Work required =
Could you copy every line from the material below in which "свое" appears?
-- START Exercise data --
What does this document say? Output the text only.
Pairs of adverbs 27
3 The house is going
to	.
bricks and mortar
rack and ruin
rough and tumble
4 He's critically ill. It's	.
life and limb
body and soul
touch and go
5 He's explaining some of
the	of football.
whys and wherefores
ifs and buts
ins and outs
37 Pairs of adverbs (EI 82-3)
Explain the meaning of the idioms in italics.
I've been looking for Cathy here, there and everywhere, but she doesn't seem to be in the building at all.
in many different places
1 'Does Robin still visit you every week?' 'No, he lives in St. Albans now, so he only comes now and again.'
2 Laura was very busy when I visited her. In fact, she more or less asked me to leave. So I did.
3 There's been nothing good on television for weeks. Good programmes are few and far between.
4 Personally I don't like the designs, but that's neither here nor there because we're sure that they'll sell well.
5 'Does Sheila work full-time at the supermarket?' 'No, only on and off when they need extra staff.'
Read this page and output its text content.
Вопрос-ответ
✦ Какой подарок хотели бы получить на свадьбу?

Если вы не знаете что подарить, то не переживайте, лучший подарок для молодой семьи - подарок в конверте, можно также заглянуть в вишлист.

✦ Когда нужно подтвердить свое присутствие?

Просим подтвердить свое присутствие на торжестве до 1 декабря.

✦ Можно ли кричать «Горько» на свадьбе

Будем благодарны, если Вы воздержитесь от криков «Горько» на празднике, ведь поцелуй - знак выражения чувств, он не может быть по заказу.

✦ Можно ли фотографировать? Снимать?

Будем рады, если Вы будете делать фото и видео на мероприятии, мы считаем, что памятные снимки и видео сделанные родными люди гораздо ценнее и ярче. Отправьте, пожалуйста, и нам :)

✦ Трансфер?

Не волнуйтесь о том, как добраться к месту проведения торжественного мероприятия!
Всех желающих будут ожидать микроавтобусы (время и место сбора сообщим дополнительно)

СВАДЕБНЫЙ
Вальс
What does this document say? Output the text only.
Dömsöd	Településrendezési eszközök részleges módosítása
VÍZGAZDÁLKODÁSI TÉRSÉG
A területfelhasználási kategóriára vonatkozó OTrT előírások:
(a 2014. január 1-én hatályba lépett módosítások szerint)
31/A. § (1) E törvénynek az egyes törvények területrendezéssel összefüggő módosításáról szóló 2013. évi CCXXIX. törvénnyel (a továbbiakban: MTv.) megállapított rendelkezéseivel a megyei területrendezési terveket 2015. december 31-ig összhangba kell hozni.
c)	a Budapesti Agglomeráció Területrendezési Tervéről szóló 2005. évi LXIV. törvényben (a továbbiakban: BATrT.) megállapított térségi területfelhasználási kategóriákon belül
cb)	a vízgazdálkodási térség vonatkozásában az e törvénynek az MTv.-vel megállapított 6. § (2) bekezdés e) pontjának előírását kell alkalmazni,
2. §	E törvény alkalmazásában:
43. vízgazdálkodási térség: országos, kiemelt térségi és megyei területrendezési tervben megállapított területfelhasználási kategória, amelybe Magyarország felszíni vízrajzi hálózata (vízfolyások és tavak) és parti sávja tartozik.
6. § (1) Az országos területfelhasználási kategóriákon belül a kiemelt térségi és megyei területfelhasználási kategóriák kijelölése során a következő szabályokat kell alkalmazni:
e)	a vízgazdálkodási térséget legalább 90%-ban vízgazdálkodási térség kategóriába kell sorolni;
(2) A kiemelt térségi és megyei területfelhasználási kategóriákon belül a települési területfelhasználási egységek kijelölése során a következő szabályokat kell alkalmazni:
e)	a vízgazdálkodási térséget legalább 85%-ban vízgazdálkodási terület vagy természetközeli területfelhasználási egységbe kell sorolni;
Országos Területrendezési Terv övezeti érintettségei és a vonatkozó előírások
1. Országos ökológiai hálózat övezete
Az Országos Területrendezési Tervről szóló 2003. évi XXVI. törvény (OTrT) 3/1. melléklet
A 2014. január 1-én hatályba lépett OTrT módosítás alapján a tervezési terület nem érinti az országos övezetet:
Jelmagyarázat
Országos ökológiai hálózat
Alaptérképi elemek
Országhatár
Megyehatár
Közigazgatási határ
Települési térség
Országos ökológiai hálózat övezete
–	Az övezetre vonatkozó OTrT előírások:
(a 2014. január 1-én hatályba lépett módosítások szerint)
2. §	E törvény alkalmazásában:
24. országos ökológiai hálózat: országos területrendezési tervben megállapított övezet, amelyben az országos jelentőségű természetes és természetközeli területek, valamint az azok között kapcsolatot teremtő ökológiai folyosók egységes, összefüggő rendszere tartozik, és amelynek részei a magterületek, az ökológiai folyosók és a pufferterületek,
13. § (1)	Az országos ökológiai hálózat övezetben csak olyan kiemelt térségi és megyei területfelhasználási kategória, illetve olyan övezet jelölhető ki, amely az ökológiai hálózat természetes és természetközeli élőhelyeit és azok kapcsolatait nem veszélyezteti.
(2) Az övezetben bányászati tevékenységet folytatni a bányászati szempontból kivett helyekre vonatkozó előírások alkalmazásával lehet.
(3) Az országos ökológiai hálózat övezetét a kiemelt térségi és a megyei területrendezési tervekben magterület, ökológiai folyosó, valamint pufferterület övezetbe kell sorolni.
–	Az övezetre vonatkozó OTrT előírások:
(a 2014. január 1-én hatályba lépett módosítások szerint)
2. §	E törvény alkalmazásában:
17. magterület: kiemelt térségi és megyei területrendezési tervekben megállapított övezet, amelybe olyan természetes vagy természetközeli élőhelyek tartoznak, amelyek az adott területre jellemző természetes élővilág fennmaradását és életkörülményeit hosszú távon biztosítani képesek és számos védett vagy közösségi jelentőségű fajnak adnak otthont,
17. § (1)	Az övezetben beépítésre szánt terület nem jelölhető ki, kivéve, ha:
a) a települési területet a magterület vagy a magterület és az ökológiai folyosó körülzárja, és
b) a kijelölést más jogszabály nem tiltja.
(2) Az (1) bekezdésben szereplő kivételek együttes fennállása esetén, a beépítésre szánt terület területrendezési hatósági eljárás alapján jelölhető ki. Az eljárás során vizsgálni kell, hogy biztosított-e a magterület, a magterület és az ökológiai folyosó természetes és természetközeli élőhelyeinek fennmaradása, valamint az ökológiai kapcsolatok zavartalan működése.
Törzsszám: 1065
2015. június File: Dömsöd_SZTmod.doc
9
-- END Exercise data --
Solution below =
✦ Когда нужно подтвердить свое присутствие?
Просим подтвердить свое присутствие на торжестве до 1 декабря.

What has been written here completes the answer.